* Start *

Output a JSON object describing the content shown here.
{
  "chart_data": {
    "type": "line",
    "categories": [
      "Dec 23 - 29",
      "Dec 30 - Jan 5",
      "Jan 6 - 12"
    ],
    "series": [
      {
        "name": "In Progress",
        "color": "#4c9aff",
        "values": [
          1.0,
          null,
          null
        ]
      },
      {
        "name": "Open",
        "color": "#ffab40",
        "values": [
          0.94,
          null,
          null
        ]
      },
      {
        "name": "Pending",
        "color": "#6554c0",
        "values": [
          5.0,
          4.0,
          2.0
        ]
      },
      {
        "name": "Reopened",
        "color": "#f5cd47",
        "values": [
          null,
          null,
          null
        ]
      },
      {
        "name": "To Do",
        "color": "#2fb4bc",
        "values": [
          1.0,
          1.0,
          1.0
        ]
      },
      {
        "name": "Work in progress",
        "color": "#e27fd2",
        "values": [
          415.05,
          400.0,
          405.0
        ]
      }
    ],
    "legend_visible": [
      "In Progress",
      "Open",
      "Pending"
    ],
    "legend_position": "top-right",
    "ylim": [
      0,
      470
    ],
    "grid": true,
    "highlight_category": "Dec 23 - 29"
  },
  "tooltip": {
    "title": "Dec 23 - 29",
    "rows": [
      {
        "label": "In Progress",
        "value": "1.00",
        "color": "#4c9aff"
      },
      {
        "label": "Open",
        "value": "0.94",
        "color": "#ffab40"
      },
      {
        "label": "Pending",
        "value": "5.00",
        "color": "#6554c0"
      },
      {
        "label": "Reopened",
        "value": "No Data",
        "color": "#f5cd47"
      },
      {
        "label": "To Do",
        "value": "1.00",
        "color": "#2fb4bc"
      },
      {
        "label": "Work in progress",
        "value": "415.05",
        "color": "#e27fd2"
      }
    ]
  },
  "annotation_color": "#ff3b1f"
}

* End *

**The task**
Each line of the material above needs to be quoted exactly, please.

**Exercise output**
Output a JSON object describing the content shown here.
{
  "chart_data": {
    "type": "line",
    "categories": [
      "Dec 23 - 29",
      "Dec 30 - Jan 5",
      "Jan 6 - 12"
    ],
    "series": [
      {
        "name": "In Progress",
        "color": "#4c9aff",
        "values": [
          1.0,
          null,
          null
        ]
      },
      {
        "name": "Open",
        "color": "#ffab40",
        "values": [
          0.94,
          null,
          null
        ]
      },
      {
        "name": "Pending",
        "color": "#6554c0",
        "values": [
          5.0,
          4.0,
          2.0
        ]
      },
      {
        "name": "Reopened",
        "color": "#f5cd47",
        "values": [
          null,
          null,
          null
        ]
      },
      {
        "name": "To Do",
        "color": "#2fb4bc",
        "values": [
          1.0,
          1.0,
          1.0
        ]
      },
      {
        "name": "Work in progress",
        "color": "#e27fd2",
        "values": [
          415.05,
          400.0,
          405.0
        ]
      }
    ],
    "legend_visible": [
      "In Progress",
      "Open",
      "Pending"
    ],
    "legend_position": "top-right",
    "ylim": [
      0,
      470
    ],
    "grid": true,
    "highlight_category": "Dec 23 - 29"
  },
  "tooltip": {
    "title": "Dec 23 - 29",
    "rows": [
      {
        "label": "In Progress",
        "value": "1.00",
        "color": "#4c9aff"
      },
      {
        "label": "Open",
        "value": "0.94",
        "color": "#ffab40"
      },
      {
        "label": "Pending",
        "value": "5.00",
        "color": "#6554c0"
      },
      {
        "label": "Reopened",
        "value": "No Data",
        "color": "#f5cd47"
      },
      {
        "label": "To Do",
        "value": "1.00",
        "color": "#2fb4bc"
      },
      {
        "label": "Work in progress",
        "value": "415.05",
        "color": "#e27fd2"
      }
    ]
  },
  "annotation_color": "#ff3b1f"
}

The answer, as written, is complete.